ITEMS:
####

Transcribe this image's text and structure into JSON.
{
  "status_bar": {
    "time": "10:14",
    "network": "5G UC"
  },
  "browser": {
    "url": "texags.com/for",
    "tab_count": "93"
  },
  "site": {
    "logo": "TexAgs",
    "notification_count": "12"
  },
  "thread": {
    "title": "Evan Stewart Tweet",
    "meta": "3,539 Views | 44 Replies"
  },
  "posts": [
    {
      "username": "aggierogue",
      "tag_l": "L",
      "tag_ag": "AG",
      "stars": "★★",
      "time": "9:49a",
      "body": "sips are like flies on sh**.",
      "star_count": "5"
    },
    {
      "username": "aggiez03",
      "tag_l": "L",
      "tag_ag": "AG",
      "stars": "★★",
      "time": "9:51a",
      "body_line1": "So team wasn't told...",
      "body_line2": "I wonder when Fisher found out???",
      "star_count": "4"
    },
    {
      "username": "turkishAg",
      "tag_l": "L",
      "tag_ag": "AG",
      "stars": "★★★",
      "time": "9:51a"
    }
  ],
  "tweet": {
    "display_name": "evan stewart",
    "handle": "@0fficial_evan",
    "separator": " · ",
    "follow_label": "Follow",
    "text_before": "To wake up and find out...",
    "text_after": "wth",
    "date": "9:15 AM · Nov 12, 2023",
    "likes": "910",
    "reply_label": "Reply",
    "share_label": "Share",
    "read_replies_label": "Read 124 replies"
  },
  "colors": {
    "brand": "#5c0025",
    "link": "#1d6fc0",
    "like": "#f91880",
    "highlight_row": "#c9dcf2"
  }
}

####

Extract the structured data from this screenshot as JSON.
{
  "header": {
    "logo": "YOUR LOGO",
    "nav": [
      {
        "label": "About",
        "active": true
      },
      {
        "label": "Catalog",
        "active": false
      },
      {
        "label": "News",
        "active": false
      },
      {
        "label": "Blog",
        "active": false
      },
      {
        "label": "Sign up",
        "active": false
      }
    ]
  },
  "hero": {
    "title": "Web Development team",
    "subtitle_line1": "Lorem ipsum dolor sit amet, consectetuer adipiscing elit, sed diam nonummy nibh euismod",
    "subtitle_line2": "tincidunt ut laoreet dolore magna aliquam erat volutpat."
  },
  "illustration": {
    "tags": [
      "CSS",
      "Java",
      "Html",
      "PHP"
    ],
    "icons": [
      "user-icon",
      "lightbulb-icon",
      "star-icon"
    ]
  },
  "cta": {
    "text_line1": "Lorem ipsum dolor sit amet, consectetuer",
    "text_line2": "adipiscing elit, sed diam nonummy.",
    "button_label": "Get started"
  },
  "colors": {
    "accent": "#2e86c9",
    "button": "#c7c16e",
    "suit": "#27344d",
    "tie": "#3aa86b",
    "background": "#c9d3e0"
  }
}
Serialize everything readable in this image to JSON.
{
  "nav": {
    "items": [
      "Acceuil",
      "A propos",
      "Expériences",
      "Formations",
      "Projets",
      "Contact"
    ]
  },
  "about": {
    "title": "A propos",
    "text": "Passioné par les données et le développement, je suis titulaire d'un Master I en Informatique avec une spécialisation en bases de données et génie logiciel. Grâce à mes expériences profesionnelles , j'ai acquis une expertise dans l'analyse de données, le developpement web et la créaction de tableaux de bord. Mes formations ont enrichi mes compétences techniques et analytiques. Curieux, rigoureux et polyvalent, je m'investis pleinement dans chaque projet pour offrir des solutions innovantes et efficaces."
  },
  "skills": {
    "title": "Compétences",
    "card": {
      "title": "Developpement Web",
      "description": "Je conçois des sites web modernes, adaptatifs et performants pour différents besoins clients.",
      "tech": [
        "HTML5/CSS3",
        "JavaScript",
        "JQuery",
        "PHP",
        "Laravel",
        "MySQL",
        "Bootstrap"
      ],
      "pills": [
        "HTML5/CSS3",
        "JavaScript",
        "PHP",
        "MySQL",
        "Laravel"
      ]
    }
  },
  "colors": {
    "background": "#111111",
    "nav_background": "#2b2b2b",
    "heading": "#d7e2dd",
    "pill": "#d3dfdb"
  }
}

####

TASK GOAL: Gather each line in the entries above where the string "this" is found.

WRITTEN ANSWER:
Transcribe this image's text and structure into JSON.
Extract the structured data from this screenshot as JSON.
Serialize everything readable in this image to JSON.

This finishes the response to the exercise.